- Problem statement: Within the material below, find each line bearing the word "Support" and present it.
** Start of Material for this task **
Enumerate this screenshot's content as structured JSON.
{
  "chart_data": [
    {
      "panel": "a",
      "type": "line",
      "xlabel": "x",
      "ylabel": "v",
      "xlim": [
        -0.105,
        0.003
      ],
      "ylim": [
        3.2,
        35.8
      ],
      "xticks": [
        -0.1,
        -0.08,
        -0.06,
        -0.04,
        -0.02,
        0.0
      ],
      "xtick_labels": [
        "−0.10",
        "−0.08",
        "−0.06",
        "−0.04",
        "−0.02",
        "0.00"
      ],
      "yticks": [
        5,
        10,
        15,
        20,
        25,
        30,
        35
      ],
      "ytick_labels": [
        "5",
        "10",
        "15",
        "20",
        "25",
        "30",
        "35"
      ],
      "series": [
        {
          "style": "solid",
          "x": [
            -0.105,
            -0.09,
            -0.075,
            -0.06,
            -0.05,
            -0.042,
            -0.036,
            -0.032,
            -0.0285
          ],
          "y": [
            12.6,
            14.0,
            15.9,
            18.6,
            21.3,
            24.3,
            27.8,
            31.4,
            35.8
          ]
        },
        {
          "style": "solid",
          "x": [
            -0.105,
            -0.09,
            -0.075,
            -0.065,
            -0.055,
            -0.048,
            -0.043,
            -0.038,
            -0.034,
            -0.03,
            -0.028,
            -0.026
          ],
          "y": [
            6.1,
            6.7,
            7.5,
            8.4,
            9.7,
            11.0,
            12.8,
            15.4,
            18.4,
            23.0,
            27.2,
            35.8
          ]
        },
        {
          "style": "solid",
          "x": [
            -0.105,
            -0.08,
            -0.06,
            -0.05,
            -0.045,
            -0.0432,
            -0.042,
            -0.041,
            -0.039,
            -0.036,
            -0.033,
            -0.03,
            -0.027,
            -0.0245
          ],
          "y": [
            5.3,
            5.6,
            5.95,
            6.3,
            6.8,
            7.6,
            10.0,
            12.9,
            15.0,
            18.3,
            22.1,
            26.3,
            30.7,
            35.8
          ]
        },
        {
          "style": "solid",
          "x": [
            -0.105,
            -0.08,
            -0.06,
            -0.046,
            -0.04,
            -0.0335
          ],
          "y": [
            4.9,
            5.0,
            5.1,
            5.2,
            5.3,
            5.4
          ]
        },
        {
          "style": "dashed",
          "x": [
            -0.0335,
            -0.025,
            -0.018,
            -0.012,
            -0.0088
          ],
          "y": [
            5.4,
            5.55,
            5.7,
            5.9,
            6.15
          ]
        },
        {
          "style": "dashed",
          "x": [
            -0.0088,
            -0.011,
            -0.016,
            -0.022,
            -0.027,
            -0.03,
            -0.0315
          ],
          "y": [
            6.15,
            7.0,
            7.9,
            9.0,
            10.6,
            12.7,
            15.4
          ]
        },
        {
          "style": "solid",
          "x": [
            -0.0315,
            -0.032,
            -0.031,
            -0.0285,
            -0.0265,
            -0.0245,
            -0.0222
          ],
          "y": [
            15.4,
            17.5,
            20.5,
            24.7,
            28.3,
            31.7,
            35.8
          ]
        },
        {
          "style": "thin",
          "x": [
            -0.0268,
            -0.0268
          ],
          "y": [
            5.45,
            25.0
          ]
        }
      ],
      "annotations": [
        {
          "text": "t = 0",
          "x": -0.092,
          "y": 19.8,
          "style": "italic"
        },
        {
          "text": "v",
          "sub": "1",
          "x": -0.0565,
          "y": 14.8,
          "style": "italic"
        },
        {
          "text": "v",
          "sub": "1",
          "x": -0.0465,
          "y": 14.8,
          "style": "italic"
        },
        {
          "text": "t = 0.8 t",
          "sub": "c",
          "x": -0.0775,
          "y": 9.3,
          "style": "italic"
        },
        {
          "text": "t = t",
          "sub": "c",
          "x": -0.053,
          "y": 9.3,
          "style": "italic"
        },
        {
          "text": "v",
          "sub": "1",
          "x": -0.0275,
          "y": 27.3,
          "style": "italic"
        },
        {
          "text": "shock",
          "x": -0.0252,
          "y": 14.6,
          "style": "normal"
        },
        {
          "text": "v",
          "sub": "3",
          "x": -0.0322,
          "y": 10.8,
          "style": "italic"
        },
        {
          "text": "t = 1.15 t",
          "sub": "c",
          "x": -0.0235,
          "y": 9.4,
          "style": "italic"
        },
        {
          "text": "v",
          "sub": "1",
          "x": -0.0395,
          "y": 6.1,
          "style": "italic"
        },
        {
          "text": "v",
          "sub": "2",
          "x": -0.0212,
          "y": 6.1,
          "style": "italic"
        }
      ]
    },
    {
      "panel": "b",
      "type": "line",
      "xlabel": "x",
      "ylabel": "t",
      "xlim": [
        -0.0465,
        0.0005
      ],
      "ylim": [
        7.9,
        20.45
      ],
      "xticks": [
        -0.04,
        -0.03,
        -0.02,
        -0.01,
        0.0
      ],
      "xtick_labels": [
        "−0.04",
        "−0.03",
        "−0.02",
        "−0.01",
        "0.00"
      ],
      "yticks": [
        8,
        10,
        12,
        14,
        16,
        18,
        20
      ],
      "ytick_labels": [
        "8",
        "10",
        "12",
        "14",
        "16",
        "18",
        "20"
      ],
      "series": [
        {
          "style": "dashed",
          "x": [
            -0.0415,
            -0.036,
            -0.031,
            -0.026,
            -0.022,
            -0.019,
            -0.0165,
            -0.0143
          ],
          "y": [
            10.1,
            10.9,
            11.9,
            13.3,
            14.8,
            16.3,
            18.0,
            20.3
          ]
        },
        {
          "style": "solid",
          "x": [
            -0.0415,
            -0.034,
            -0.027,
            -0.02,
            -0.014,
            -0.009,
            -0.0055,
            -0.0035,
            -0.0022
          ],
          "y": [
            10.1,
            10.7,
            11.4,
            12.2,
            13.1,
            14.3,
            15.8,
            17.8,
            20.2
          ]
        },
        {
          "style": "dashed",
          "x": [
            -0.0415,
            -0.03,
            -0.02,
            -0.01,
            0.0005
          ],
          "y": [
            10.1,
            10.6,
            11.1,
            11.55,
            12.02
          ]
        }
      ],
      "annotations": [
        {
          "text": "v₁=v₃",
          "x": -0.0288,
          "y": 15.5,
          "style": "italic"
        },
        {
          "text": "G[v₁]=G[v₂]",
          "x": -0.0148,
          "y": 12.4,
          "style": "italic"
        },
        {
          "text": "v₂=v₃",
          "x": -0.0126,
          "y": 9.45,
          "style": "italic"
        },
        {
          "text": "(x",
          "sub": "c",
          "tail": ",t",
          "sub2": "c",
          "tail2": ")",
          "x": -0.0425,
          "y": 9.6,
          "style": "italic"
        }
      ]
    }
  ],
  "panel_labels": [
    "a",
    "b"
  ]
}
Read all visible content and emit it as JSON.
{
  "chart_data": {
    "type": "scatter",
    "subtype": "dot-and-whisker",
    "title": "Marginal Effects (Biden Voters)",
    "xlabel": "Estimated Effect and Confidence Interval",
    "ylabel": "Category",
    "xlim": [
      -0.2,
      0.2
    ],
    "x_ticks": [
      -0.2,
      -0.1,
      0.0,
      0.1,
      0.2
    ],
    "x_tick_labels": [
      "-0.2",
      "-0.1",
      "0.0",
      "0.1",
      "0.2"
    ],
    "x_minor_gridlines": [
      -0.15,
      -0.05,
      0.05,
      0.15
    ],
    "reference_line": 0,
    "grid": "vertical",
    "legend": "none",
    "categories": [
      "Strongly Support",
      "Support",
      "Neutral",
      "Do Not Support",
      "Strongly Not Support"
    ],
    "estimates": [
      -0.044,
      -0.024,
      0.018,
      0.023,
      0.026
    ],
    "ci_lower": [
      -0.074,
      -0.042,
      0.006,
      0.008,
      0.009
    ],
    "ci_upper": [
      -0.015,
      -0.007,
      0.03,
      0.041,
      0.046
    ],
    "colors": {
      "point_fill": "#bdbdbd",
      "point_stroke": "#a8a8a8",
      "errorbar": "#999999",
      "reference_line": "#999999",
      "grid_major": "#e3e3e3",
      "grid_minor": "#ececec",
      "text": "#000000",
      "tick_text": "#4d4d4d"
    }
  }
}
** End of Material for this task **
- Response to the task:
      "Strongly Support",
      "Support",
      "Do Not Support",
      "Strongly Not Support"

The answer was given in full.